• WHAT YOU HAVE TO DO: Return the material below in full and exactly.

• DATA FOR THIS EXERCISE:
%%
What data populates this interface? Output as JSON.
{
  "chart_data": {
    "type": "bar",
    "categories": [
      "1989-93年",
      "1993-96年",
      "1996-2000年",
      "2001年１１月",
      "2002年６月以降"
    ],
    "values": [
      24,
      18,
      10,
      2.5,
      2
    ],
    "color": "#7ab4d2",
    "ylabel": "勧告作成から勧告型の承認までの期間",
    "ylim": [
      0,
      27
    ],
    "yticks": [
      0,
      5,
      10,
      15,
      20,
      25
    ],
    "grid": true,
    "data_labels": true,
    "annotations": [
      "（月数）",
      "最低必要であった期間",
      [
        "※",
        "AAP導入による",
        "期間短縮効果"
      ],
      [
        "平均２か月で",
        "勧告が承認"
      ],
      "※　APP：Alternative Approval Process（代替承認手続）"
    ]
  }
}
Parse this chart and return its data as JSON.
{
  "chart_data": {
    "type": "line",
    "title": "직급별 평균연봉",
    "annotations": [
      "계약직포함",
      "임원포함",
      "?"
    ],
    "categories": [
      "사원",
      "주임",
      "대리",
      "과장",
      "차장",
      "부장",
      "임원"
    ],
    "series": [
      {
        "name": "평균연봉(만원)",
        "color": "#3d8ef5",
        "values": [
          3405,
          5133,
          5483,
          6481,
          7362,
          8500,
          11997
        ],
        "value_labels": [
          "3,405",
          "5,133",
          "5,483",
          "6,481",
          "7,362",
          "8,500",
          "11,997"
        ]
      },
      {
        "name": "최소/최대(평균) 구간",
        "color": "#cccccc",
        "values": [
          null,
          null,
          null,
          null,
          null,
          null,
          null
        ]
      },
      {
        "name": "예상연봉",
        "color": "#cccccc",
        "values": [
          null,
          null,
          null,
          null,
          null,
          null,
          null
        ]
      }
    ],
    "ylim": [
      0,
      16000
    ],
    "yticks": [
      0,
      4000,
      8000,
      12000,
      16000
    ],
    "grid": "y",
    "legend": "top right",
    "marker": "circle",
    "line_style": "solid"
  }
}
%%
• EXPECTED ANSWER:
What data populates this interface? Output as JSON.
{
  "chart_data": {
    "type": "bar",
    "categories": [
      "1989-93年",
      "1993-96年",
      "1996-2000年",
      "2001年１１月",
      "2002年６月以降"
    ],
    "values": [
      24,
      18,
      10,
      2.5,
      2
    ],
    "color": "#7ab4d2",
    "ylabel": "勧告作成から勧告型の承認までの期間",
    "ylim": [
      0,
      27
    ],
    "yticks": [
      0,
      5,
      10,
      15,
      20,
      25
    ],
    "grid": true,
    "data_labels": true,
    "annotations": [
      "（月数）",
      "最低必要であった期間",
      [
        "※",
        "AAP導入による",
        "期間短縮効果"
      ],
      [
        "平均２か月で",
        "勧告が承認"
      ],
      "※　APP：Alternative Approval Process（代替承認手続）"
    ]
  }
}
Parse this chart and return its data as JSON.
{
  "chart_data": {
    "type": "line",
    "title": "직급별 평균연봉",
    "annotations": [
      "계약직포함",
      "임원포함",
      "?"
    ],
    "categories": [
      "사원",
      "주임",
      "대리",
      "과장",
      "차장",
      "부장",
      "임원"
    ],
    "series": [
      {
        "name": "평균연봉(만원)",
        "color": "#3d8ef5",
        "values": [
          3405,
          5133,
          5483,
          6481,
          7362,
          8500,
          11997
        ],
        "value_labels": [
          "3,405",
          "5,133",
          "5,483",
          "6,481",
          "7,362",
          "8,500",
          "11,997"
        ]
      },
      {
        "name": "최소/최대(평균) 구간",
        "color": "#cccccc",
        "values": [
          null,
          null,
          null,
          null,
          null,
          null,
          null
        ]
      },
      {
        "name": "예상연봉",
        "color": "#cccccc",
        "values": [
          null,
          null,
          null,
          null,
          null,
          null,
          null
        ]
      }
    ],
    "ylim": [
      0,
      16000
    ],
    "yticks": [
      0,
      4000,
      8000,
      12000,
      16000
    ],
    "grid": "y",
    "legend": "top right",
    "marker": "circle",
    "line_style": "solid"
  }
}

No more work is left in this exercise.